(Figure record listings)
——————

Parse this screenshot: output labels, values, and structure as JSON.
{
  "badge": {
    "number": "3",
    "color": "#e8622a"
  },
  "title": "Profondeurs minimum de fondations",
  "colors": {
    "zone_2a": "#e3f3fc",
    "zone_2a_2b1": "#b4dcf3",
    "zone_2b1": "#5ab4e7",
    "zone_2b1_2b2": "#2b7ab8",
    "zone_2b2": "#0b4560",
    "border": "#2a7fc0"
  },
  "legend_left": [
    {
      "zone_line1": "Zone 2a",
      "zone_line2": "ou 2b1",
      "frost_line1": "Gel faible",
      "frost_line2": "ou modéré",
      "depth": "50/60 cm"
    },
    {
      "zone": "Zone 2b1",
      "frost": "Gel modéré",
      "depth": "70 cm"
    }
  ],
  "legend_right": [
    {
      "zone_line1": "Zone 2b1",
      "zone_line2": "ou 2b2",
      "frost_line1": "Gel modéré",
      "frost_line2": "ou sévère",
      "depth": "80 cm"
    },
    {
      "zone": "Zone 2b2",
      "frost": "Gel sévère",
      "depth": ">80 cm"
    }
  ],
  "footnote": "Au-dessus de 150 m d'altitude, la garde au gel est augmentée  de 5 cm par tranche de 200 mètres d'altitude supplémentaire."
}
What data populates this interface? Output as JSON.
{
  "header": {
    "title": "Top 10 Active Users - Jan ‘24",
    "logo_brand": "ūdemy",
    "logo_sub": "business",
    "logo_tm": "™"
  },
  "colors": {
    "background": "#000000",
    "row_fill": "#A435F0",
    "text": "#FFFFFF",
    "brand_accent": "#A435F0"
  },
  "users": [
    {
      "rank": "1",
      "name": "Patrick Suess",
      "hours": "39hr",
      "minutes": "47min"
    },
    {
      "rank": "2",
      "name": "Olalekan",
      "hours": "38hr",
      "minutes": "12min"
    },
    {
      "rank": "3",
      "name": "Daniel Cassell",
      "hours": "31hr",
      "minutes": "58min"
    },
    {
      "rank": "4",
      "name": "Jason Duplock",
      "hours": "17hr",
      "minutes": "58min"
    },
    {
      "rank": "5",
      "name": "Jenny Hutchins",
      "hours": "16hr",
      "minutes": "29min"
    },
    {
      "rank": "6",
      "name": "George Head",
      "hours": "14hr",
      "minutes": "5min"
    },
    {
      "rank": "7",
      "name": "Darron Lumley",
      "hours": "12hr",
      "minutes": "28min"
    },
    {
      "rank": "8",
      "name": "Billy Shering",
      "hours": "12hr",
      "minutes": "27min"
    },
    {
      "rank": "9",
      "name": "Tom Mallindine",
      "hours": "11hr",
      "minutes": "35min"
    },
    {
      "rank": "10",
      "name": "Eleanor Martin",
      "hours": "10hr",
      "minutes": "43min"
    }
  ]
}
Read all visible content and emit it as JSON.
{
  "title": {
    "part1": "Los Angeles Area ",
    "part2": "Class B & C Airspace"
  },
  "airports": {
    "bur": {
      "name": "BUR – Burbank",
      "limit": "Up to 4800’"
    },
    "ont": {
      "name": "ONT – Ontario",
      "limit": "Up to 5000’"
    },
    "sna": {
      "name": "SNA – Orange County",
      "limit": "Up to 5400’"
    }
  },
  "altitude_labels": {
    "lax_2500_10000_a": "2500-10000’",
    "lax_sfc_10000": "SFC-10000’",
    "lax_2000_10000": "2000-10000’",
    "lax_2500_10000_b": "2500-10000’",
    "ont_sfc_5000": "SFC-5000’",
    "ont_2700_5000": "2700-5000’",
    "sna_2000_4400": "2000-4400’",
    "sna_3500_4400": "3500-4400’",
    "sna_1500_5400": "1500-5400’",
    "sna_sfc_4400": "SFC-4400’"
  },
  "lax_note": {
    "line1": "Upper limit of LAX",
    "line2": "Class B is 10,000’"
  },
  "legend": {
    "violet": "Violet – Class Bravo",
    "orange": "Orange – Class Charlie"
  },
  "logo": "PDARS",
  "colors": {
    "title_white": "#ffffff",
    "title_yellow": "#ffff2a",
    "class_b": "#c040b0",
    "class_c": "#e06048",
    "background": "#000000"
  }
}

——————

BRIEF:
Go through the material above line by line and copy it exactly.

SOLUTION:
Parse this screenshot: output labels, values, and structure as JSON.
{
  "badge": {
    "number": "3",
    "color": "#e8622a"
  },
  "title": "Profondeurs minimum de fondations",
  "colors": {
    "zone_2a": "#e3f3fc",
    "zone_2a_2b1": "#b4dcf3",
    "zone_2b1": "#5ab4e7",
    "zone_2b1_2b2": "#2b7ab8",
    "zone_2b2": "#0b4560",
    "border": "#2a7fc0"
  },
  "legend_left": [
    {
      "zone_line1": "Zone 2a",
      "zone_line2": "ou 2b1",
      "frost_line1": "Gel faible",
      "frost_line2": "ou modéré",
      "depth": "50/60 cm"
    },
    {
      "zone": "Zone 2b1",
      "frost": "Gel modéré",
      "depth": "70 cm"
    }
  ],
  "legend_right": [
    {
      "zone_line1": "Zone 2b1",
      "zone_line2": "ou 2b2",
      "frost_line1": "Gel modéré",
      "frost_line2": "ou sévère",
      "depth": "80 cm"
    },
    {
      "zone": "Zone 2b2",
      "frost": "Gel sévère",
      "depth": ">80 cm"
    }
  ],
  "footnote": "Au-dessus de 150 m d'altitude, la garde au gel est augmentée  de 5 cm par tranche de 200 mètres d'altitude supplémentaire."
}
What data populates this interface? Output as JSON.
{
  "header": {
    "title": "Top 10 Active Users - Jan ‘24",
    "logo_brand": "ūdemy",
    "logo_sub": "business",
    "logo_tm": "™"
  },
  "colors": {
    "background": "#000000",
    "row_fill": "#A435F0",
    "text": "#FFFFFF",
    "brand_accent": "#A435F0"
  },
  "users": [
    {
      "rank": "1",
      "name": "Patrick Suess",
      "hours": "39hr",
      "minutes": "47min"
    },
    {
      "rank": "2",
      "name": "Olalekan",
      "hours": "38hr",
      "minutes": "12min"
    },
    {
      "rank": "3",
      "name": "Daniel Cassell",
      "hours": "31hr",
      "minutes": "58min"
    },
    {
      "rank": "4",
      "name": "Jason Duplock",
      "hours": "17hr",
      "minutes": "58min"
    },
    {
      "rank": "5",
      "name": "Jenny Hutchins",
      "hours": "16hr",
      "minutes": "29min"
    },
    {
      "rank": "6",
      "name": "George Head",
      "hours": "14hr",
      "minutes": "5min"
    },
    {
      "rank": "7",
      "name": "Darron Lumley",
      "hours": "12hr",
      "minutes": "28min"
    },
    {
      "rank": "8",
      "name": "Billy Shering",
      "hours": "12hr",
      "minutes": "27min"
    },
    {
      "rank": "9",
      "name": "Tom Mallindine",
      "hours": "11hr",
      "minutes": "35min"
    },
    {
      "rank": "10",
      "name": "Eleanor Martin",
      "hours": "10hr",
      "minutes": "43min"
    }
  ]
}
Read all visible content and emit it as JSON.
{
  "title": {
    "part1": "Los Angeles Area ",
    "part2": "Class B & C Airspace"
  },
  "airports": {
    "bur": {
      "name": "BUR – Burbank",
      "limit": "Up to 4800’"
    },
    "ont": {
      "name": "ONT – Ontario",
      "limit": "Up to 5000’"
    },
    "sna": {
      "name": "SNA – Orange County",
      "limit": "Up to 5400’"
    }
  },
  "altitude_labels": {
    "lax_2500_10000_a": "2500-10000’",
    "lax_sfc_10000": "SFC-10000’",
    "lax_2000_10000": "2000-10000’",
    "lax_2500_10000_b": "2500-10000’",
    "ont_sfc_5000": "SFC-5000’",
    "ont_2700_5000": "2700-5000’",
    "sna_2000_4400": "2000-4400’",
    "sna_3500_4400": "3500-4400’",
    "sna_1500_5400": "1500-5400’",
    "sna_sfc_4400": "SFC-4400’"
  },
  "lax_note": {
    "line1": "Upper limit of LAX",
    "line2": "Class B is 10,000’"
  },
  "legend": {
    "violet": "Violet – Class Bravo",
    "orange": "Orange – Class Charlie"
  },
  "logo": "PDARS",
  "colors": {
    "title_white": "#ffffff",
    "title_yellow": "#ffff2a",
    "class_b": "#c040b0",
    "class_c": "#e06048",
    "background": "#000000"
  }
}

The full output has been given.